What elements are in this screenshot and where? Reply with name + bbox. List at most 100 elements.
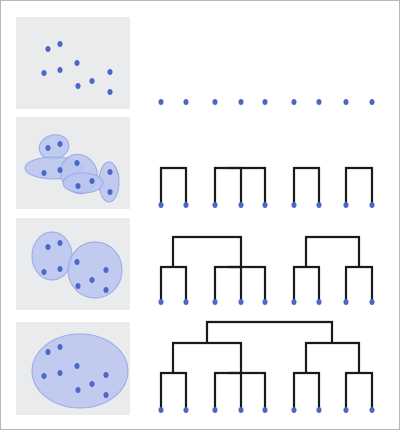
merge-link: [213, 371, 243, 410]
point: [57, 167, 63, 173]
step-2-leaves: [158, 202, 375, 208]
leaf: [238, 407, 244, 413]
leaf: [343, 99, 349, 105]
step-4-leaves: [158, 407, 375, 413]
step-4-dendrogram: [159, 320, 374, 410]
point: [75, 183, 81, 189]
merge-link: [344, 166, 374, 205]
point: [74, 363, 80, 369]
leaf: [212, 202, 218, 208]
point: [41, 373, 47, 379]
merge-link: [205, 320, 334, 343]
point: [57, 370, 63, 376]
point: [74, 160, 80, 166]
cluster-hull: [67, 241, 123, 299]
merge-link: [304, 235, 361, 267]
point: [41, 70, 47, 76]
leaf: [212, 99, 218, 105]
leaf: [316, 299, 322, 305]
merge-link: [213, 166, 243, 205]
leaf: [369, 299, 375, 305]
leaf: [262, 99, 268, 105]
leaf: [316, 99, 322, 105]
leaf: [316, 202, 322, 208]
leaf: [369, 99, 375, 105]
cluster-hull: [31, 231, 73, 281]
point: [41, 170, 47, 176]
leaf: [158, 407, 164, 413]
leaf: [291, 407, 297, 413]
point: [89, 78, 95, 84]
point: [89, 277, 95, 283]
point: [41, 269, 47, 275]
merge-link: [344, 265, 374, 302]
leaf: [262, 407, 268, 413]
merge-link: [292, 371, 321, 410]
merge-link: [228, 265, 267, 302]
point: [57, 41, 63, 47]
merge-link: [304, 341, 361, 373]
leaf: [262, 299, 268, 305]
point: [57, 266, 63, 272]
leaf: [238, 299, 244, 305]
merge-link: [228, 166, 267, 205]
merge-link: [228, 371, 267, 410]
point: [107, 169, 113, 175]
point: [107, 69, 113, 75]
leaf: [291, 202, 297, 208]
cluster-hull: [31, 333, 129, 409]
point: [103, 287, 109, 293]
point: [45, 145, 51, 151]
point: [103, 267, 109, 273]
point: [45, 244, 51, 250]
point: [75, 83, 81, 89]
step-3-row: [16, 218, 375, 310]
leaf: [238, 202, 244, 208]
cluster-hull: [62, 172, 104, 194]
merge-link: [344, 371, 374, 410]
point: [107, 89, 113, 95]
leaf: [158, 299, 164, 305]
point: [103, 372, 109, 378]
step-2-dendrogram: [159, 166, 374, 205]
point: [89, 178, 95, 184]
merge-link: [292, 166, 321, 205]
step-1-leaves: [158, 99, 375, 105]
point: [45, 349, 51, 355]
point: [57, 240, 63, 246]
step-4-row: [16, 320, 375, 415]
leaf: [183, 202, 189, 208]
leaf: [316, 407, 322, 413]
point: [89, 381, 95, 387]
leaf: [158, 99, 164, 105]
point: [103, 392, 109, 398]
leaf: [212, 407, 218, 413]
point: [45, 46, 51, 52]
leaf: [291, 299, 297, 305]
point: [107, 189, 113, 195]
step-2-points: [41, 141, 113, 195]
leaf: [343, 407, 349, 413]
leaf: [238, 99, 244, 105]
step-3-leaves: [158, 299, 375, 305]
point: [57, 344, 63, 350]
leaf: [212, 299, 218, 305]
merge-link: [159, 166, 188, 205]
leaf: [183, 407, 189, 413]
merge-link: [213, 265, 243, 302]
leaf: [291, 99, 297, 105]
leaf: [262, 202, 268, 208]
point: [57, 67, 63, 73]
leaf: [183, 99, 189, 105]
step-3-dendrogram: [159, 235, 374, 302]
point: [57, 141, 63, 147]
merge-link: [171, 341, 243, 373]
step-2-row: [16, 117, 375, 209]
point: [74, 259, 80, 265]
merge-link: [159, 371, 188, 410]
point: [75, 283, 81, 289]
point: [74, 60, 80, 66]
point: [75, 387, 81, 393]
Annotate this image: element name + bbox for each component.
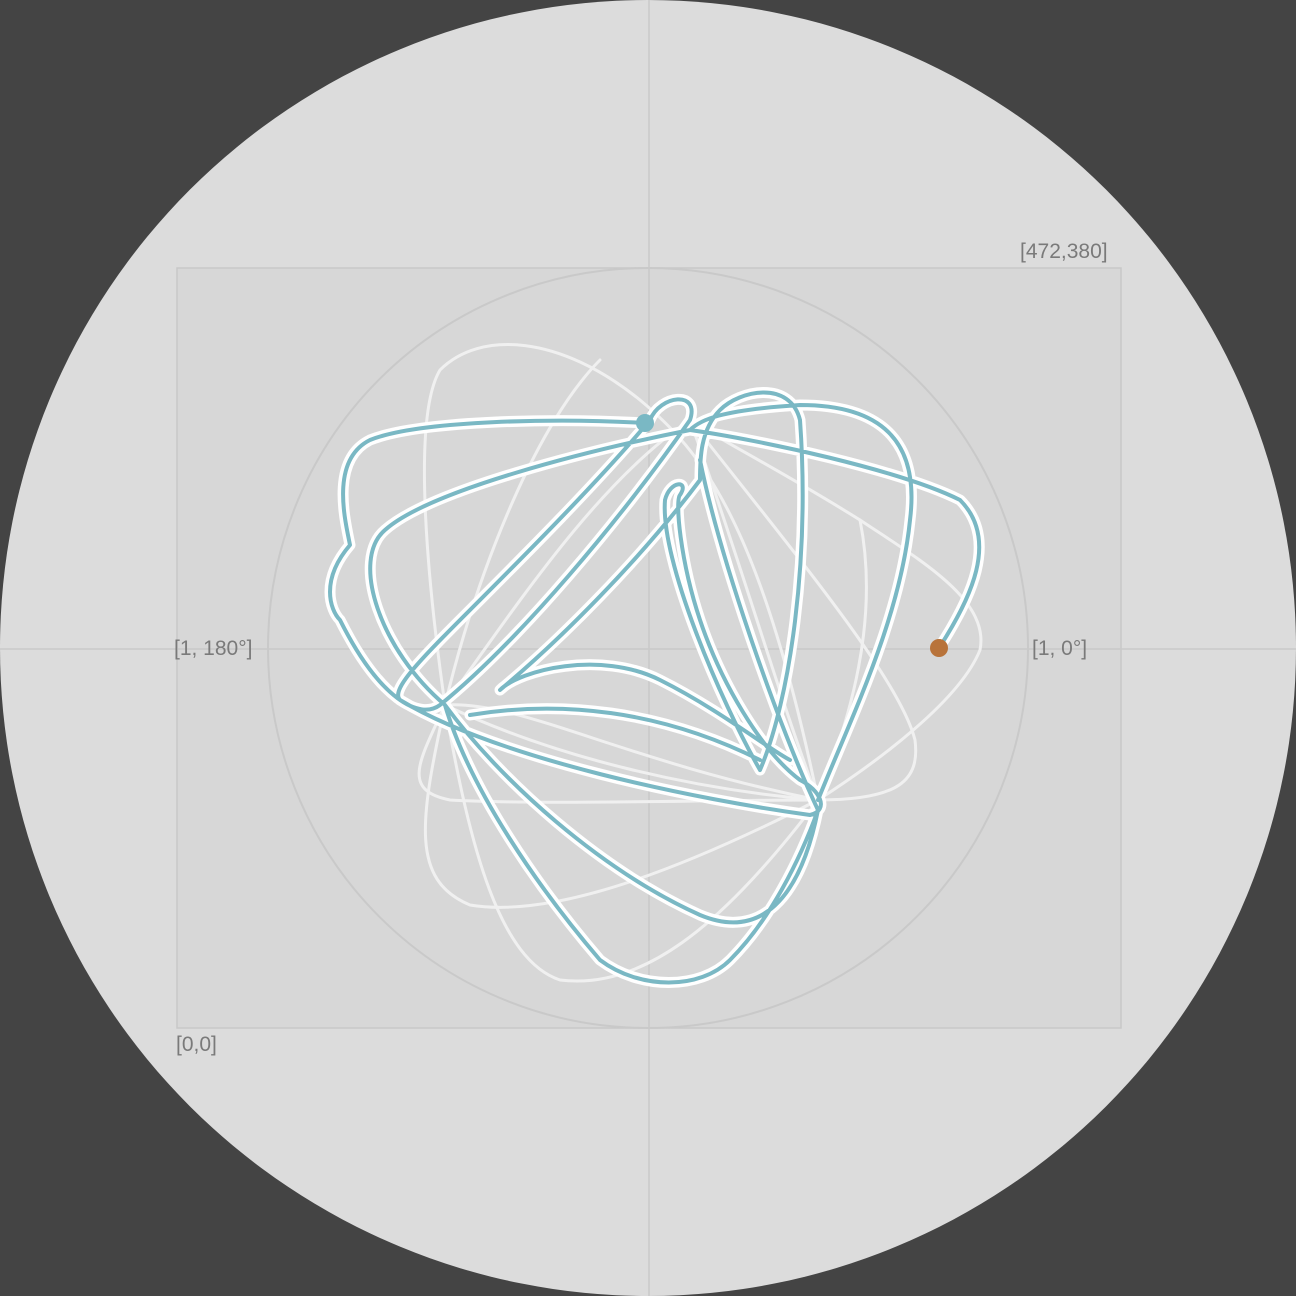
end-marker <box>930 639 948 657</box>
angle-label-0: [1, 0°] <box>1032 637 1088 660</box>
unit-circle <box>267 267 1029 1029</box>
corner-label-top-right: [472,380] <box>1020 240 1108 263</box>
start-marker <box>636 414 654 432</box>
corner-label-bottom-left: [0,0] <box>176 1033 217 1056</box>
trace-core <box>328 390 982 985</box>
angle-label-180: [1, 180°] <box>174 637 253 660</box>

Written request
Rewrite every line of the items above as a Markdown table with a "Row" column holding the row number and a "Line" column holding the line itself, skipping blank lines. Leave the pictures out of the table.

Full solution
| Row | Line |
|---|---|
| 1 | What elements are in this screenshot and where? Reply with name + bbox. List at most 100 elements. |
| 2 | merge-link: [213, 371, 243, 410] |
| 3 | point: [57, 167, 63, 173] |
| 4 | step-2-leaves: [158, 202, 375, 208] |
| 5 | leaf: [238, 407, 244, 413] |
| 6 | leaf: [343, 99, 349, 105] |
| 7 | step-4-leaves: [158, 407, 375, 413] |
| 8 | step-4-dendrogram: [159, 320, 374, 410] |
| 9 | point: [75, 183, 81, 189] |
| 10 | merge-link: [344, 166, 374, 205] |
| 11 | point: [74, 363, 80, 369] |
| 12 | leaf: [212, 202, 218, 208] |
| 13 | point: [41, 373, 47, 379] |
| 14 | merge-link: [205, 320, 334, 343] |
| 15 | point: [57, 370, 63, 376] |
| 16 | point: [74, 160, 80, 166] |
| 17 | cluster-hull: [67, 241, 123, 299] |
| 18 | merge-link: [304, 235, 361, 267] |
| 19 | point: [41, 70, 47, 76] |
| 20 | leaf: [212, 99, 218, 105] |
| 21 | leaf: [316, 299, 322, 305] |
| 22 | merge-link: [213, 166, 243, 205] |
| 23 | leaf: [369, 299, 375, 305] |
| 24 | leaf: [262, 99, 268, 105] |
| 25 | leaf: [316, 99, 322, 105] |
| 26 | leaf: [316, 202, 322, 208] |
| 27 | leaf: [369, 99, 375, 105] |
| 28 | cluster-hull: [31, 231, 73, 281] |
| 29 | point: [41, 170, 47, 176] |
| 30 | leaf: [158, 407, 164, 413] |
| 31 | leaf: [291, 407, 297, 413] |
| 32 | point: [89, 78, 95, 84] |
| 33 | point: [89, 277, 95, 283] |
| 34 | point: [41, 269, 47, 275] |
| 35 | merge-link: [344, 265, 374, 302] |
| 36 | leaf: [262, 407, 268, 413] |
| 37 | merge-link: [292, 371, 321, 410] |
| 38 | merge-link: [228, 265, 267, 302] |
| 39 | point: [57, 41, 63, 47] |
| 40 | merge-link: [304, 341, 361, 373] |
| 41 | leaf: [262, 299, 268, 305] |
| 42 | point: [57, 266, 63, 272] |
| 43 | leaf: [238, 299, 244, 305] |
| 44 | merge-link: [228, 166, 267, 205] |
| 45 | merge-link: [228, 371, 267, 410] |
| 46 | point: [107, 169, 113, 175] |
| 47 | point: [107, 69, 113, 75] |
| 48 | leaf: [291, 202, 297, 208] |
| 49 | cluster-hull: [31, 333, 129, 409] |
| 50 | point: [103, 287, 109, 293] |
| 51 | point: [45, 145, 51, 151] |
| 52 | point: [103, 267, 109, 273] |
| 53 | point: [45, 244, 51, 250] |
| 54 | point: [75, 83, 81, 89] |
| 55 | step-3-row: [16, 218, 375, 310] |
| 56 | leaf: [238, 202, 244, 208] |
| 57 | cluster-hull: [62, 172, 104, 194] |
| 58 | merge-link: [344, 371, 374, 410] |
| 59 | point: [107, 89, 113, 95] |
| 60 | leaf: [158, 299, 164, 305] |
| 61 | point: [103, 372, 109, 378] |
| 62 | step-2-dendrogram: [159, 166, 374, 205] |
| 63 | point: [89, 178, 95, 184] |
| 64 | merge-link: [292, 166, 321, 205] |
| 65 | step-1-leaves: [158, 99, 375, 105] |
| 66 | point: [45, 349, 51, 355] |
| 67 | point: [57, 240, 63, 246] |
| 68 | step-4-row: [16, 320, 375, 415] |
| 69 | leaf: [183, 202, 189, 208] |
| 70 | leaf: [316, 407, 322, 413] |
| 71 | point: [89, 381, 95, 387] |
| 72 | leaf: [158, 99, 164, 105] |
| 73 | point: [103, 392, 109, 398] |
| 74 | leaf: [212, 407, 218, 413] |
| 75 | point: [45, 46, 51, 52] |
| 76 | leaf: [291, 299, 297, 305] |
| 77 | point: [107, 189, 113, 195] |
| 78 | step-2-points: [41, 141, 113, 195] |
| 79 | leaf: [343, 407, 349, 413] |
| 80 | leaf: [238, 99, 244, 105] |
| 81 | step-3-leaves: [158, 299, 375, 305] |
| 82 | point: [57, 344, 63, 350] |
| 83 | leaf: [212, 299, 218, 305] |
| 84 | merge-link: [159, 166, 188, 205] |
| 85 | leaf: [183, 407, 189, 413] |
| 86 | merge-link: [213, 265, 243, 302] |
| 87 | leaf: [291, 99, 297, 105] |
| 88 | leaf: [262, 202, 268, 208] |
| 89 | point: [57, 67, 63, 73] |
| 90 | leaf: [183, 99, 189, 105] |
| 91 | step-3-dendrogram: [159, 235, 374, 302] |
| 92 | point: [57, 141, 63, 147] |
| 93 | merge-link: [171, 341, 243, 373] |
| 94 | step-2-row: [16, 117, 375, 209] |
| 95 | point: [74, 259, 80, 265] |
| 96 | merge-link: [159, 371, 188, 410] |
| 97 | point: [75, 283, 81, 289] |
| 98 | point: [74, 60, 80, 66] |
| 99 | point: [75, 387, 81, 393] |
| 100 | Annotate this image: element name + bbox for each component. |
| 101 | end-marker <box>930 639 948 657</box> |
| 102 | angle-label-0: [1, 0°] <box>1032 637 1088 660</box> |
| 103 | unit-circle <box>267 267 1029 1029</box> |
| 104 | corner-label-top-right: [472,380] <box>1020 240 1108 263</box> |
| 105 | start-marker <box>636 414 654 432</box> |
| 106 | corner-label-bottom-left: [0,0] <box>176 1033 217 1056</box> |
| 107 | trace-core <box>328 390 982 985</box> |
| 108 | angle-label-180: [1, 180°] <box>174 637 253 660</box> |